**Written request:**
Scan the material and copy every line in which "this" appears.

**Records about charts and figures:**
⁂

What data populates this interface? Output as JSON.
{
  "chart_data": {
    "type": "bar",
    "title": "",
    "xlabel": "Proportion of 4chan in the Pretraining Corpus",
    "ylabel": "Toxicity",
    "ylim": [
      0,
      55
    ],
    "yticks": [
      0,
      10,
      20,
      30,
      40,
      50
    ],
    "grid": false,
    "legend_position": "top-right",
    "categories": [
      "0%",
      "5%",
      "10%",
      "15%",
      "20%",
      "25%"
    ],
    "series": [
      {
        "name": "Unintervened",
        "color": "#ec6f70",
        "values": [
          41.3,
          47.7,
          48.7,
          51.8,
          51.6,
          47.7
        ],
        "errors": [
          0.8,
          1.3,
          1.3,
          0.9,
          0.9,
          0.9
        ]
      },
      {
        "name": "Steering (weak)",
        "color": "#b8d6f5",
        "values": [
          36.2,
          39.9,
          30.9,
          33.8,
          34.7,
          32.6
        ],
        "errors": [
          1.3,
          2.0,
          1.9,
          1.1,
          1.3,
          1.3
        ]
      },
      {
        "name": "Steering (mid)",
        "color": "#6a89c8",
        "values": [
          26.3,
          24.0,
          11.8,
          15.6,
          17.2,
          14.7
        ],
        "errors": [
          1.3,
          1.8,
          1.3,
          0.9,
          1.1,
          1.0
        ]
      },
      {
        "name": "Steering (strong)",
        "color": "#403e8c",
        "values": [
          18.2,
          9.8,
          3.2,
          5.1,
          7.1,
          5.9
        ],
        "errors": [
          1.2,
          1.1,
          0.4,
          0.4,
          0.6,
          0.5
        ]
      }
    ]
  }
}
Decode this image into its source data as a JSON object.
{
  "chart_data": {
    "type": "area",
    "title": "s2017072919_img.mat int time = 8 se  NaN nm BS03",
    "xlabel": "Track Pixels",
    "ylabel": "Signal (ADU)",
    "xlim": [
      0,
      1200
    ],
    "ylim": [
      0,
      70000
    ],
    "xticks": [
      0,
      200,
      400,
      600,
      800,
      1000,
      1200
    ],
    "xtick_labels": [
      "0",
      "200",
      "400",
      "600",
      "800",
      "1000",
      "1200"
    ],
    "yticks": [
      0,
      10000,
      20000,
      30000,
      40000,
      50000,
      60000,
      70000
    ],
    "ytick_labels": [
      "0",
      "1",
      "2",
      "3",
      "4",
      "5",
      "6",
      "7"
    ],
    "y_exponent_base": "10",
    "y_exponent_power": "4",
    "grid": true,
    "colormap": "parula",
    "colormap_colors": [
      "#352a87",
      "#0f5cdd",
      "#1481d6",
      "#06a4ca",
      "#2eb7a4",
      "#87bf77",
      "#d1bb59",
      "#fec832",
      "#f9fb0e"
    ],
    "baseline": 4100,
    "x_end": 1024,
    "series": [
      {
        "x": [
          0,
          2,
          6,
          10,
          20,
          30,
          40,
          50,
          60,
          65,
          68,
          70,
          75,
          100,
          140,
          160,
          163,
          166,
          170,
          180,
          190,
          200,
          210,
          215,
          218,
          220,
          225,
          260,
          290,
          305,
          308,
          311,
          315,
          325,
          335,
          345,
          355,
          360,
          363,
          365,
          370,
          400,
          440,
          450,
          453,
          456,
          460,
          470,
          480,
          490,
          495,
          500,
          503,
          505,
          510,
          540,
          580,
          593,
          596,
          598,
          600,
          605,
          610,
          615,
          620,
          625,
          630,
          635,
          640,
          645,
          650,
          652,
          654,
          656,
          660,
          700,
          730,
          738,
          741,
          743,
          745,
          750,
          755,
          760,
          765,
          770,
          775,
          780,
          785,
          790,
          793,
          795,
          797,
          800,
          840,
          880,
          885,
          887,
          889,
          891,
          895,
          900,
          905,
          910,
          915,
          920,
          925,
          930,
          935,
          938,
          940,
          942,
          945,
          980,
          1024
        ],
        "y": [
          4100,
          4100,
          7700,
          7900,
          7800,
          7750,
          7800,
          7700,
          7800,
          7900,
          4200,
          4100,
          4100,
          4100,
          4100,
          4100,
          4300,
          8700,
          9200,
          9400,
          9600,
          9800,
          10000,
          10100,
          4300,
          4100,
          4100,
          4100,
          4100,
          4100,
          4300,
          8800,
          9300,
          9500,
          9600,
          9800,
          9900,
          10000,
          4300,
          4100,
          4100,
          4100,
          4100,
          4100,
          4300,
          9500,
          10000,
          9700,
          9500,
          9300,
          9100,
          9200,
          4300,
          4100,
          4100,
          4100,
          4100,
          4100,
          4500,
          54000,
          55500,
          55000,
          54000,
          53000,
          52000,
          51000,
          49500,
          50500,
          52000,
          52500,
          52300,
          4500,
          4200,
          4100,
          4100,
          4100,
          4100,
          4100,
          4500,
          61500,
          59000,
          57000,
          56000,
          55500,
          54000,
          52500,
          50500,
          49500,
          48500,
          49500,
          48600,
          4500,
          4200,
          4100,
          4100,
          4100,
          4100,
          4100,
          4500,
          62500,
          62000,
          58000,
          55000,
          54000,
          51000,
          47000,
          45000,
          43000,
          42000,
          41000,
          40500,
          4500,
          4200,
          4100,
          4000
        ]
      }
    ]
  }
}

⁂

**Expected output:**
What data populates this interface? Output as JSON.
Decode this image into its source data as a JSON object.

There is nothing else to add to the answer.